(Data records)
= = = = = = =

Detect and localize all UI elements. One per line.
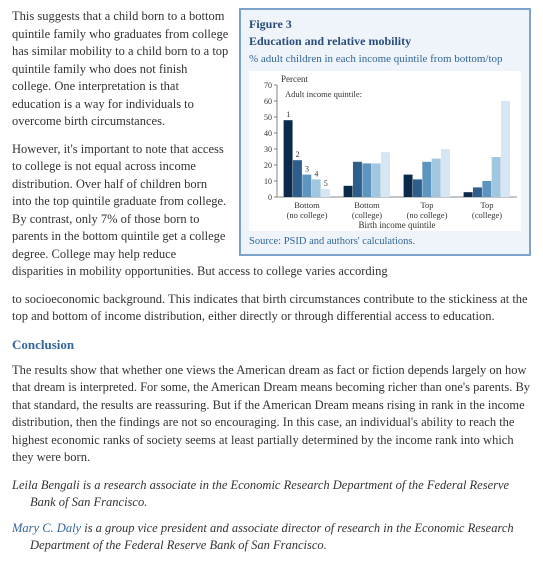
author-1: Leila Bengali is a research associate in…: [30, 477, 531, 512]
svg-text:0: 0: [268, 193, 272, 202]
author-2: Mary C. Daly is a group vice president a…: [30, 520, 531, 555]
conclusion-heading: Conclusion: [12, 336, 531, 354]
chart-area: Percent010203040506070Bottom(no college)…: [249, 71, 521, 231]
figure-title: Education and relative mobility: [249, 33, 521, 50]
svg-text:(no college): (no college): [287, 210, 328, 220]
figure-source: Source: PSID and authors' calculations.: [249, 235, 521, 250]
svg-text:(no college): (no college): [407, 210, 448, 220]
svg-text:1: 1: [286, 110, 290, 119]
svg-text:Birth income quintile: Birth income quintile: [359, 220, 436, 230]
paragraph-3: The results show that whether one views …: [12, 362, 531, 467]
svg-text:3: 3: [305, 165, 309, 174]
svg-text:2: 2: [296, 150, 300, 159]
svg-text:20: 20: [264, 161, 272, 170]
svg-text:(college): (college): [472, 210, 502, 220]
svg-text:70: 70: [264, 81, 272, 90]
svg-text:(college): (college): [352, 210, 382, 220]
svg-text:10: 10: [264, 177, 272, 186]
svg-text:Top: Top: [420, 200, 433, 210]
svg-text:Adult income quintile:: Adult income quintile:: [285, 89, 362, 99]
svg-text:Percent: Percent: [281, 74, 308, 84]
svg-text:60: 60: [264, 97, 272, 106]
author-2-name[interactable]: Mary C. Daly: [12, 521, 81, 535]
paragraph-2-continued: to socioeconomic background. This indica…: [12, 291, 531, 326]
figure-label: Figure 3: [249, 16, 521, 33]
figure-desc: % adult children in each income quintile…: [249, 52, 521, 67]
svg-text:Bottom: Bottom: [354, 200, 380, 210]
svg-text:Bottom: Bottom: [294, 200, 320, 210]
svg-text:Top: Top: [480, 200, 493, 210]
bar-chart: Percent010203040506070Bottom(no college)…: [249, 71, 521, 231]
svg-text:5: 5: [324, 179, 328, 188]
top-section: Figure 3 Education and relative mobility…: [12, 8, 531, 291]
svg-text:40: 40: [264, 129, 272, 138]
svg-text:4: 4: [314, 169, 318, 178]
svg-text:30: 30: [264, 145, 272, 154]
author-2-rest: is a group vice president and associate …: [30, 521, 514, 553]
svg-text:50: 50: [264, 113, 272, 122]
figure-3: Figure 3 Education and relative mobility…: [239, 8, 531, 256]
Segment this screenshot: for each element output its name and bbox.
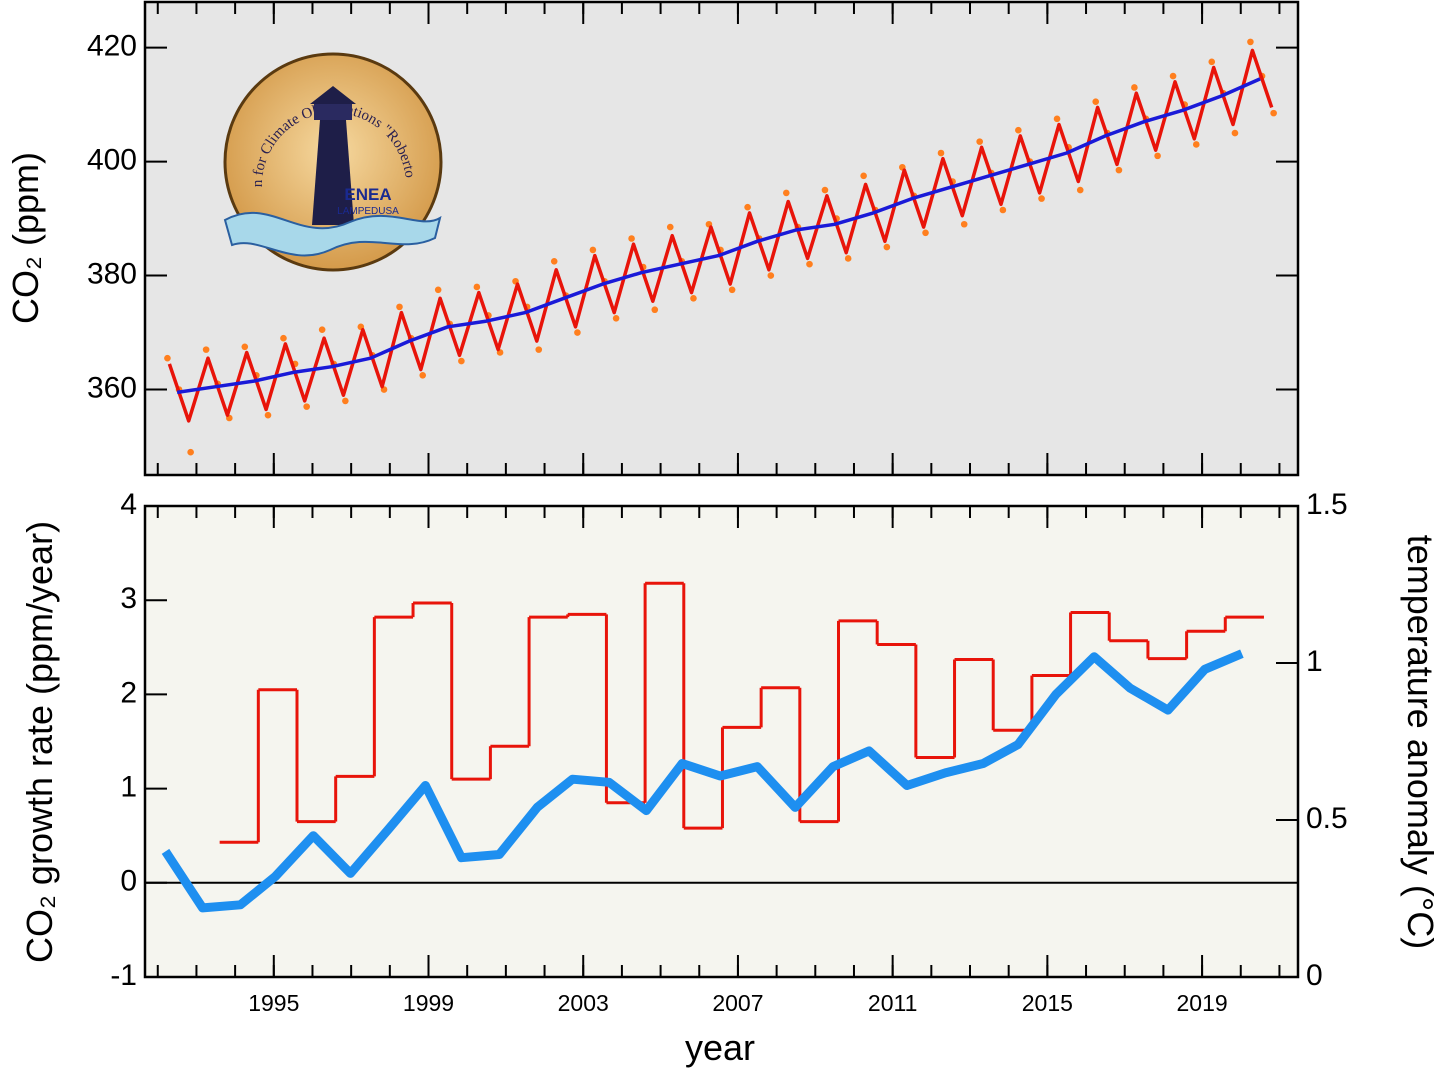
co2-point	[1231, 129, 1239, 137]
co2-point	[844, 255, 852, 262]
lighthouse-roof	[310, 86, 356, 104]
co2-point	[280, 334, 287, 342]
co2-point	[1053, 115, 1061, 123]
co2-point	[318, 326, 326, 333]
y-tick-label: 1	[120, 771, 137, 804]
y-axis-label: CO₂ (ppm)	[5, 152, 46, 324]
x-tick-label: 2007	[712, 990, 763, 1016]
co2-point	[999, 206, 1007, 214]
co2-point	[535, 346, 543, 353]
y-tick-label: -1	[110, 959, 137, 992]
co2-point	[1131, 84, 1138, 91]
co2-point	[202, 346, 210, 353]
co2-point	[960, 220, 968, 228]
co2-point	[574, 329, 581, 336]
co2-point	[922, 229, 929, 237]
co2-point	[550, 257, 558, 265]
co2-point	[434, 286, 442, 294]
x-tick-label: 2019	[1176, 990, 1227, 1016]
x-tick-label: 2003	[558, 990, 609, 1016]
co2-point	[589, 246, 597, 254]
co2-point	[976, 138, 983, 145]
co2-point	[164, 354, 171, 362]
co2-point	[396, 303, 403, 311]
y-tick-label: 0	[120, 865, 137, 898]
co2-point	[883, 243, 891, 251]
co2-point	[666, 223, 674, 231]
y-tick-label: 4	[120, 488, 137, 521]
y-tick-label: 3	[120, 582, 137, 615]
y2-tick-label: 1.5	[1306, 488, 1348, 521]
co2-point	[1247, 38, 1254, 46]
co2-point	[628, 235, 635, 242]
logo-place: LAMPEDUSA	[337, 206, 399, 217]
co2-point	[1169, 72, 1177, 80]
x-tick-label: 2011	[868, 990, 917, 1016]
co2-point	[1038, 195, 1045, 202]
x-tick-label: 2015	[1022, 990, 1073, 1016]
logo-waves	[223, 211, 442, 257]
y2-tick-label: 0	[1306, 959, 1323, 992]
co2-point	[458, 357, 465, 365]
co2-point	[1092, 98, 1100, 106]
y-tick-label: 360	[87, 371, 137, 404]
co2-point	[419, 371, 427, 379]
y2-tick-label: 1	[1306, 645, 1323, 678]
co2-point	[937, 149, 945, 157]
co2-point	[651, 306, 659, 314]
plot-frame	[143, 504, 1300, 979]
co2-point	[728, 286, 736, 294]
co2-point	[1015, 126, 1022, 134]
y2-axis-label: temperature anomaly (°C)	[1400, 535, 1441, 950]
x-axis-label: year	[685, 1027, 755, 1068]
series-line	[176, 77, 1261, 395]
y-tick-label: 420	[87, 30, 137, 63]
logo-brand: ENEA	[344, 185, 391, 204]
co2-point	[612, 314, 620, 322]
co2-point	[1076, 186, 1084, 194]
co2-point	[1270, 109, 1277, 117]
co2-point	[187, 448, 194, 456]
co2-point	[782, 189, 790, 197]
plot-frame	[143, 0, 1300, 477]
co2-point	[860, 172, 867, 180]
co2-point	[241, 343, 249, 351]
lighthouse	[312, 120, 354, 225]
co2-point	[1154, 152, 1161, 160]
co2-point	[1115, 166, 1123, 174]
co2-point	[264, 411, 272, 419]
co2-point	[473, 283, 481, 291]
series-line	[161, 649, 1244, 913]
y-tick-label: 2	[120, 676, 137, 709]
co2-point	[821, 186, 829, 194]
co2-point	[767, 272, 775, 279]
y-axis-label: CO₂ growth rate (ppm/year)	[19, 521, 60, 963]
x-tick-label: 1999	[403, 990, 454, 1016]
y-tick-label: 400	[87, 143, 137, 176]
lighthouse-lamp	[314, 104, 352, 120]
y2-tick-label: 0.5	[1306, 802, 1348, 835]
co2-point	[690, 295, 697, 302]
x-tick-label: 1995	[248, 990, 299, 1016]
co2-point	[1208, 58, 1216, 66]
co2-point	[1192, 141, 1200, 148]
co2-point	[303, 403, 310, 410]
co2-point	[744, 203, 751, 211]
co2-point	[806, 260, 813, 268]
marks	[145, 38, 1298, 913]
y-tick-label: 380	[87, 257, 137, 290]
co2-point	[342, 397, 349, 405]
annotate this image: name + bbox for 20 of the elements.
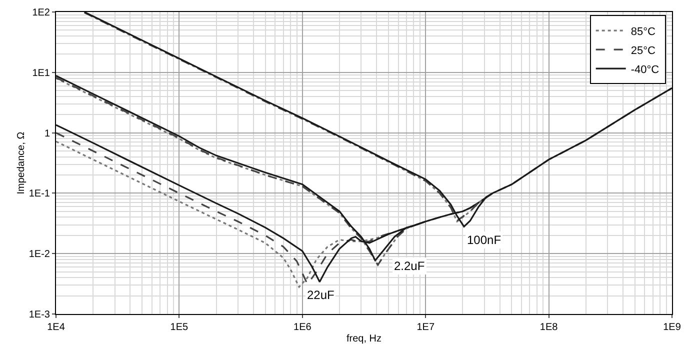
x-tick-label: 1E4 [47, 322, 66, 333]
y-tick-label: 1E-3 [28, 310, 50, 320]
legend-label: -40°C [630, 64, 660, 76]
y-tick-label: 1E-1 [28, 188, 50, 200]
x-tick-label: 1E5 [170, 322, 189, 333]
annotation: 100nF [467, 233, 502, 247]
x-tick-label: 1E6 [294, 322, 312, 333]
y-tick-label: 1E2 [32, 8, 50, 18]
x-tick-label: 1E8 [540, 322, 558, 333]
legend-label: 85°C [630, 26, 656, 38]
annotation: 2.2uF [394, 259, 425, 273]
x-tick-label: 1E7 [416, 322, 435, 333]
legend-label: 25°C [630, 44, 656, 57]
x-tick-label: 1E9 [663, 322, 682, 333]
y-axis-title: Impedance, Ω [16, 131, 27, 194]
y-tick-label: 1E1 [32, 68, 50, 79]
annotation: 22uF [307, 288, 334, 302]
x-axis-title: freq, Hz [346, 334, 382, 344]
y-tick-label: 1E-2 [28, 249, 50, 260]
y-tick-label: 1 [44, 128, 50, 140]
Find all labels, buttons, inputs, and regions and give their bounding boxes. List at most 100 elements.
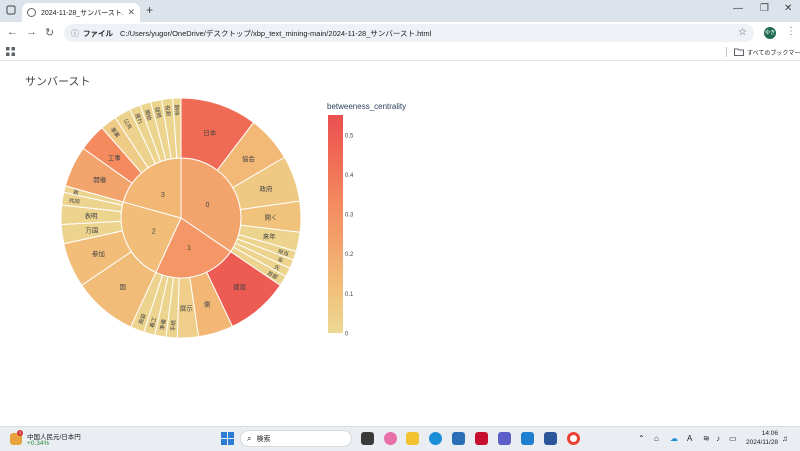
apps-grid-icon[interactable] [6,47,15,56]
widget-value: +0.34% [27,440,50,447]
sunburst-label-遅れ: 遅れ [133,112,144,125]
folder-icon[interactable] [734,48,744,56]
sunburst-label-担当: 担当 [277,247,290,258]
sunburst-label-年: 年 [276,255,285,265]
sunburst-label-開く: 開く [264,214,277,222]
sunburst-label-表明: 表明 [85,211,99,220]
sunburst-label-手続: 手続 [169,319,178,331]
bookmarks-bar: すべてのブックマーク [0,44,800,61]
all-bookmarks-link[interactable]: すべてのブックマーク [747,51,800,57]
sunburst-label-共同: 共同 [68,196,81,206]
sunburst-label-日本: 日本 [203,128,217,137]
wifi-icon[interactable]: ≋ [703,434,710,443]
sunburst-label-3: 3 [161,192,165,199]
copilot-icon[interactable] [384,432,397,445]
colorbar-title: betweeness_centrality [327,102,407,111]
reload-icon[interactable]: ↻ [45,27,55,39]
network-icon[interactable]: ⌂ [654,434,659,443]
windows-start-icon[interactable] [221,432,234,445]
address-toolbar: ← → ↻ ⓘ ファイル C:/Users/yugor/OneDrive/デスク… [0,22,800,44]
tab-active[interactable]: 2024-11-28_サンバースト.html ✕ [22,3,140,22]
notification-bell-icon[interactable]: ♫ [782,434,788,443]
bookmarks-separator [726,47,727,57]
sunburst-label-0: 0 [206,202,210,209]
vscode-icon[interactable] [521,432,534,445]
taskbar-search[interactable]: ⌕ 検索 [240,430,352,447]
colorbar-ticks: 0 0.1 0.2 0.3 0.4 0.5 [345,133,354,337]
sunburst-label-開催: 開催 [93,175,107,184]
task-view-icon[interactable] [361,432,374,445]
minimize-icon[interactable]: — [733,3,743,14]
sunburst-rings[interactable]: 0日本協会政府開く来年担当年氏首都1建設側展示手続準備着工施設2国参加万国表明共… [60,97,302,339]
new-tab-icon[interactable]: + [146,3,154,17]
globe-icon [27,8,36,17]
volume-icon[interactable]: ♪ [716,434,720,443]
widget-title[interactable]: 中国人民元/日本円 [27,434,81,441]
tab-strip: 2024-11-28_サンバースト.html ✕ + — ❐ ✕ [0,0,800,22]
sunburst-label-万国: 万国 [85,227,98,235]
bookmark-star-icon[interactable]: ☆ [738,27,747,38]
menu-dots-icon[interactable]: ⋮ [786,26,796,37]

= = = = = = =

Edit the stretch of lines from "x-tick-label: 1E4 [47, 322, 66, 333]" through "legend-label: 85°C [630, 26, 656, 38]" by changing "legend-label" to "series-label" and leaving everything else as is. Return only those lines.

### Final answer
x-tick-label: 1E4 [47, 322, 66, 333]
y-tick-label: 1E-3 [28, 310, 50, 320]
series-label: -40°C [630, 64, 660, 76]
y-tick-label: 1E-1 [28, 188, 50, 200]
x-tick-label: 1E5 [170, 322, 189, 333]
annotation: 100nF [467, 233, 502, 247]
x-tick-label: 1E6 [294, 322, 312, 333]
y-tick-label: 1E2 [32, 8, 50, 18]
x-tick-label: 1E8 [540, 322, 558, 333]
series-label: 85°C [630, 26, 656, 38]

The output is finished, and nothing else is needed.